- **EXERCISE AIM**
Transcribe the listing exactly, leaving out every picture.

- **Recorded data**
......
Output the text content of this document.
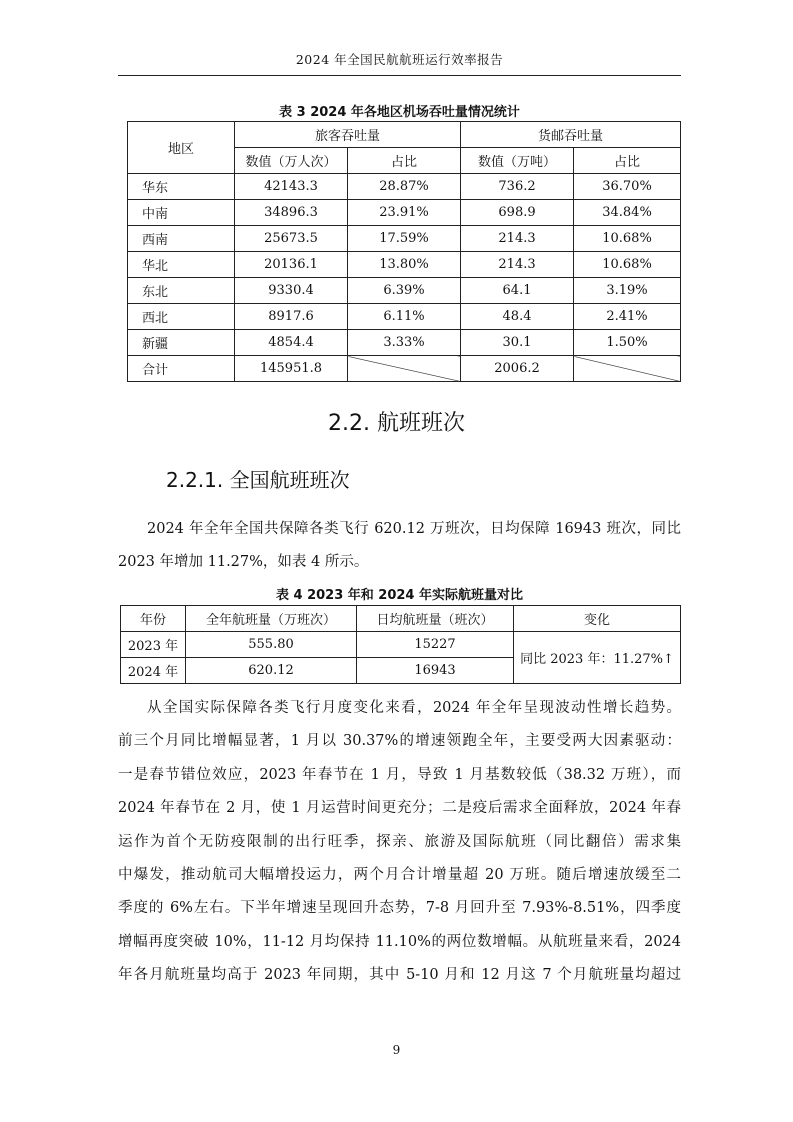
2024 年全国民航航班运行效率报告
表 3 2024 年各地区机场吞吐量情况统计
地区	旅客吞吐量		货邮吞吐量	
	数值（万人次）	占比	数值（万吨）	占比
华东	42143.3	28.87%	736.2	36.70%
中南	34896.3	23.91%	698.9	34.84%
西南	25673.5	17.59%	214.3	10.68%
华北	20136.1	13.80%	214.3	10.68%
东北	9330.4	6.39%	64.1	3.19%
西北	8917.6	6.11%	48.4	2.41%
新疆	4854.4	3.33%	30.1	1.50%
合计	145951.8		2006.2	
2.2. 航班班次
2.2.1. 全国航班班次

2024 年全年全国共保障各类飞行 620.12 万班次，日均保障 16943 班次，同比

2023 年增加 11.27%，如表 4 所示。

表 4 2023 年和 2024 年实际航班量对比
年份	全年航班量（万班次）	日均航班量（班次）	变化
2023 年	555.80	15227	同比 2023 年：11.27%↑
2024 年	620.12	16943	

从全国实际保障各类飞行月度变化来看，2024 年全年呈现波动性增长趋势。

前三个月同比增幅显著，1 月以 30.37%的增速领跑全年，主要受两大因素驱动：

一是春节错位效应，2023 年春节在 1 月，导致 1 月基数较低（38.32 万班），而

2024 年春节在 2 月，使 1 月运营时间更充分；二是疫后需求全面释放，2024 年春

运作为首个无防疫限制的出行旺季，探亲、旅游及国际航班（同比翻倍）需求集

中爆发，推动航司大幅增投运力，两个月合计增量超 20 万班。随后增速放缓至二

季度的 6%左右。下半年增速呈现回升态势，7-8 月回升至 7.93%-8.51%，四季度

增幅再度突破 10%，11-12 月均保持 11.10%的两位数增幅。从航班量来看，2024

年各月航班量均高于 2023 年同期，其中 5-10 月和 12 月这 7 个月航班量均超过

9
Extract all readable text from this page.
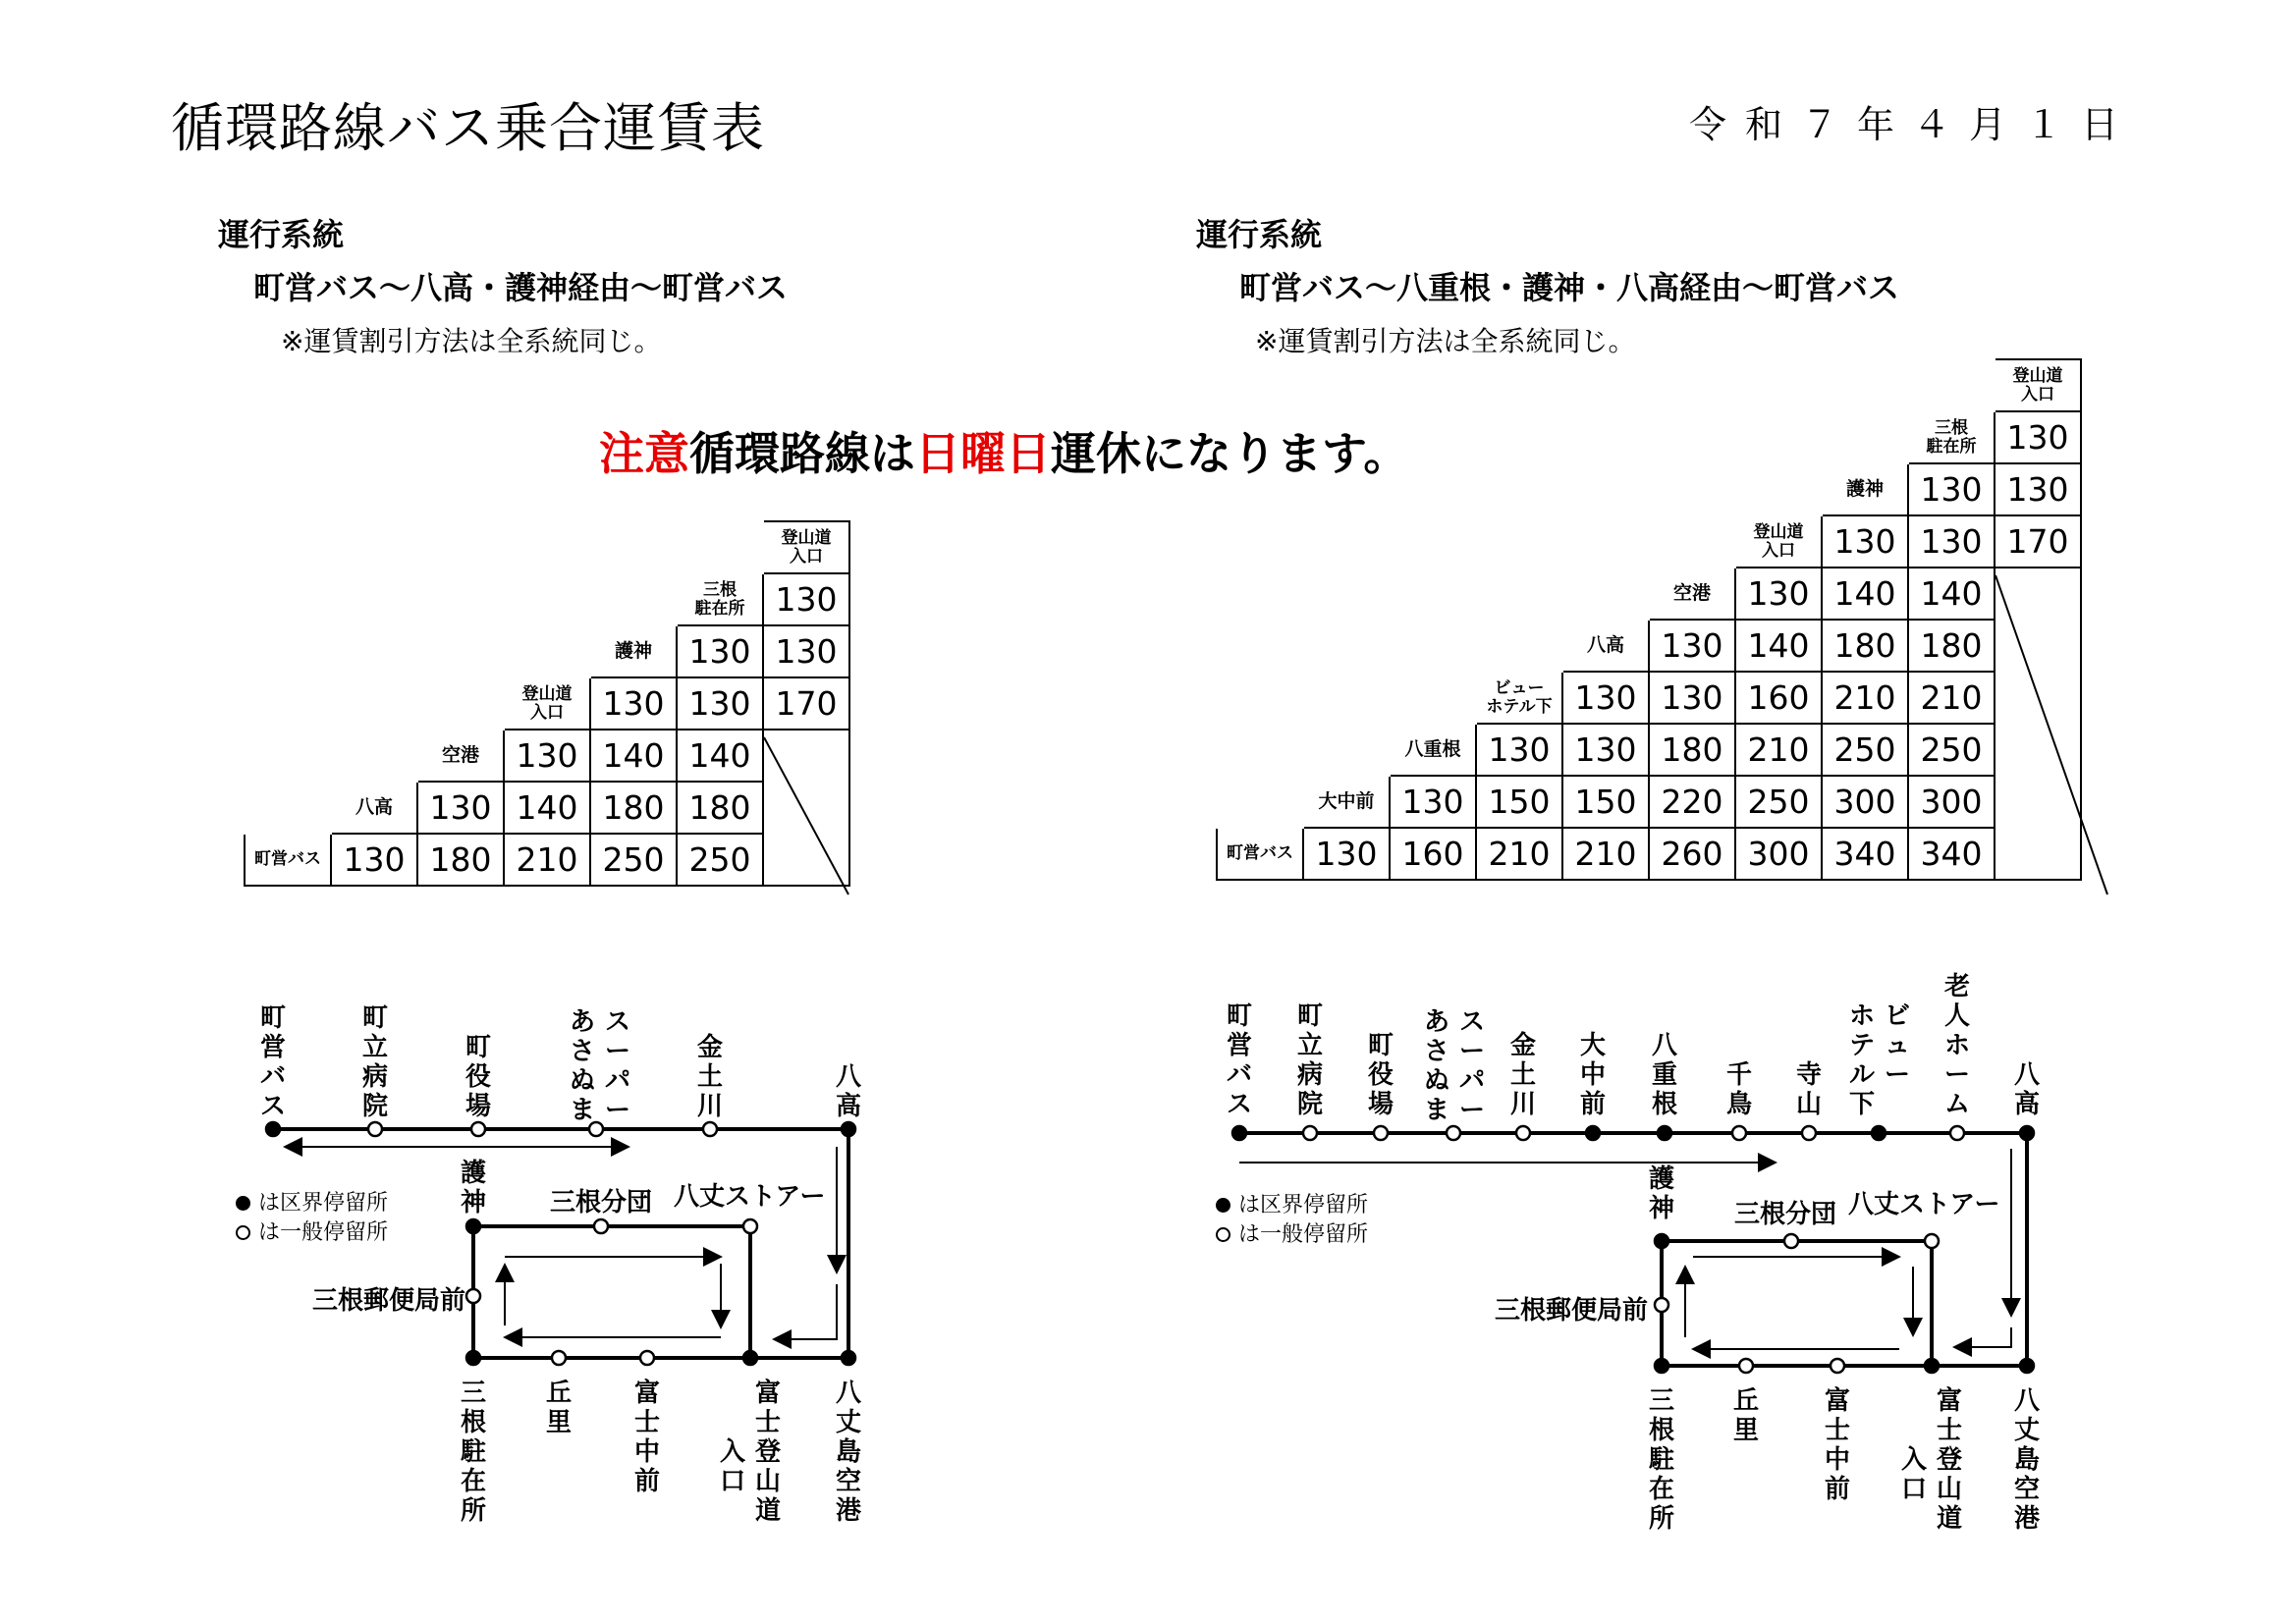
循環路線バス乗合運賃表	令和７年４月１日
運行系統
町営バス〜八高・護神経由〜町営バス
※運賃割引方法は全系統同じ。
運行系統
町営バス〜八重根・護神・八高経由〜町営バス
※運賃割引方法は全系統同じ。
注意循環路線は日曜日運休になります。
						登山道
入口
					三根
駐在所	130
				護神	130	130
			登山道
入口	130	130	170
		空港	130	140	140	
	八高	130	140	180	180	
町営バス	130	180	210	250	250	
									登山道
入口
								三根
駐在所	130
							護神	130	130
						登山道
入口	130	130	170
					空港	130	140	140	
				八高	130	140	180	180	
			ビュー
ホテル下	130	130	160	210	210	
		八重根	130	130	180	210	250	250	
	大中前	130	150	150	220	250	300	300	
町営バス	130	160	210	210	260	300	340	340	
町
営
バ
ス
町
立
病
院
町
役
場
ス
ー
パ
ー
あ
さ
ぬ
ま
金
土
川
八
高
護
神	三根分団 八丈ストアー
三根郵便局前
三
根
駐
在
所
丘
里
富
士
中
前
富
士
登
山
道
入
口
八
丈
島
空
港
は区界停留所
は一般停留所
町
営
バ
ス
町
立
病
院
町
役
場
ス
ー
パ
ー
あ
さ
ぬ
ま
金
土
川
大
中
前
八
重
根
千
鳥
寺
山
ビ
ュ
ー
ホ
テ
ル
下
老
人
ホ
ー
ム
八
高
護
神 三根分団 八丈ストアー
三根郵便局前
三
根
駐
在
所
丘
里
富
士
中
前
富
士
登
山
道
入
口
八
丈
島
空
港
は区界停留所
は一般停留所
......
- **ANSWER IN FULL**
Output the text content of this document.
2024 年全国民航航班运行效率报告
表 3 2024 年各地区机场吞吐量情况统计
地区	旅客吞吐量		货邮吞吐量	
	数值（万人次）	占比	数值（万吨）	占比
华东	42143.3	28.87%	736.2	36.70%
中南	34896.3	23.91%	698.9	34.84%
西南	25673.5	17.59%	214.3	10.68%
华北	20136.1	13.80%	214.3	10.68%
东北	9330.4	6.39%	64.1	3.19%
西北	8917.6	6.11%	48.4	2.41%
新疆	4854.4	3.33%	30.1	1.50%
合计	145951.8		2006.2	
2.2. 航班班次
2.2.1. 全国航班班次

2024 年全年全国共保障各类飞行 620.12 万班次，日均保障 16943 班次，同比

2023 年增加 11.27%，如表 4 所示。

表 4 2023 年和 2024 年实际航班量对比
年份	全年航班量（万班次）	日均航班量（班次）	变化
2023 年	555.80	15227	同比 2023 年：11.27%↑
2024 年	620.12	16943	

从全国实际保障各类飞行月度变化来看，2024 年全年呈现波动性增长趋势。

前三个月同比增幅显著，1 月以 30.37%的增速领跑全年，主要受两大因素驱动：

一是春节错位效应，2023 年春节在 1 月，导致 1 月基数较低（38.32 万班），而

2024 年春节在 2 月，使 1 月运营时间更充分；二是疫后需求全面释放，2024 年春

运作为首个无防疫限制的出行旺季，探亲、旅游及国际航班（同比翻倍）需求集

中爆发，推动航司大幅增投运力，两个月合计增量超 20 万班。随后增速放缓至二

季度的 6%左右。下半年增速呈现回升态势，7-8 月回升至 7.93%-8.51%，四季度

增幅再度突破 10%，11-12 月均保持 11.10%的两位数增幅。从航班量来看，2024

年各月航班量均高于 2023 年同期，其中 5-10 月和 12 月这 7 个月航班量均超过

9
Extract all readable text from this page.
循環路線バス乗合運賃表	令和７年４月１日
運行系統
町営バス〜八高・護神経由〜町営バス
※運賃割引方法は全系統同じ。
運行系統
町営バス〜八重根・護神・八高経由〜町営バス
※運賃割引方法は全系統同じ。
注意循環路線は日曜日運休になります。
						登山道
入口
					三根
駐在所	130
				護神	130	130
			登山道
入口	130	130	170
		空港	130	140	140	
	八高	130	140	180	180	
町営バス	130	180	210	250	250	
									登山道
入口
								三根
駐在所	130
							護神	130	130
						登山道
入口	130	130	170
					空港	130	140	140	
				八高	130	140	180	180	
			ビュー
ホテル下	130	130	160	210	210	
		八重根	130	130	180	210	250	250	
	大中前	130	150	150	220	250	300	300	
町営バス	130	160	210	210	260	300	340	340	
町
営
バ
ス
町
立
病
院
町
役
場
ス
ー
パ
ー
あ
さ
ぬ
ま
金
土
川
八
高
護
神	三根分団 八丈ストアー
三根郵便局前
三
根
駐
在
所
丘
里
富
士
中
前
富
士
登
山
道
入
口
八
丈
島
空
港
は区界停留所
は一般停留所
町
営
バ
ス
町
立
病
院
町
役
場
ス
ー
パ
ー
あ
さ
ぬ
ま
金
土
川
大
中
前
八
重
根
千
鳥
寺
山
ビ
ュ
ー
ホ
テ
ル
下
老
人
ホ
ー
ム
八
高
護
神 三根分団 八丈ストアー
三根郵便局前
三
根
駐
在
所
丘
里
富
士
中
前
富
士
登
山
道
入
口
八
丈
島
空
港
は区界停留所
は一般停留所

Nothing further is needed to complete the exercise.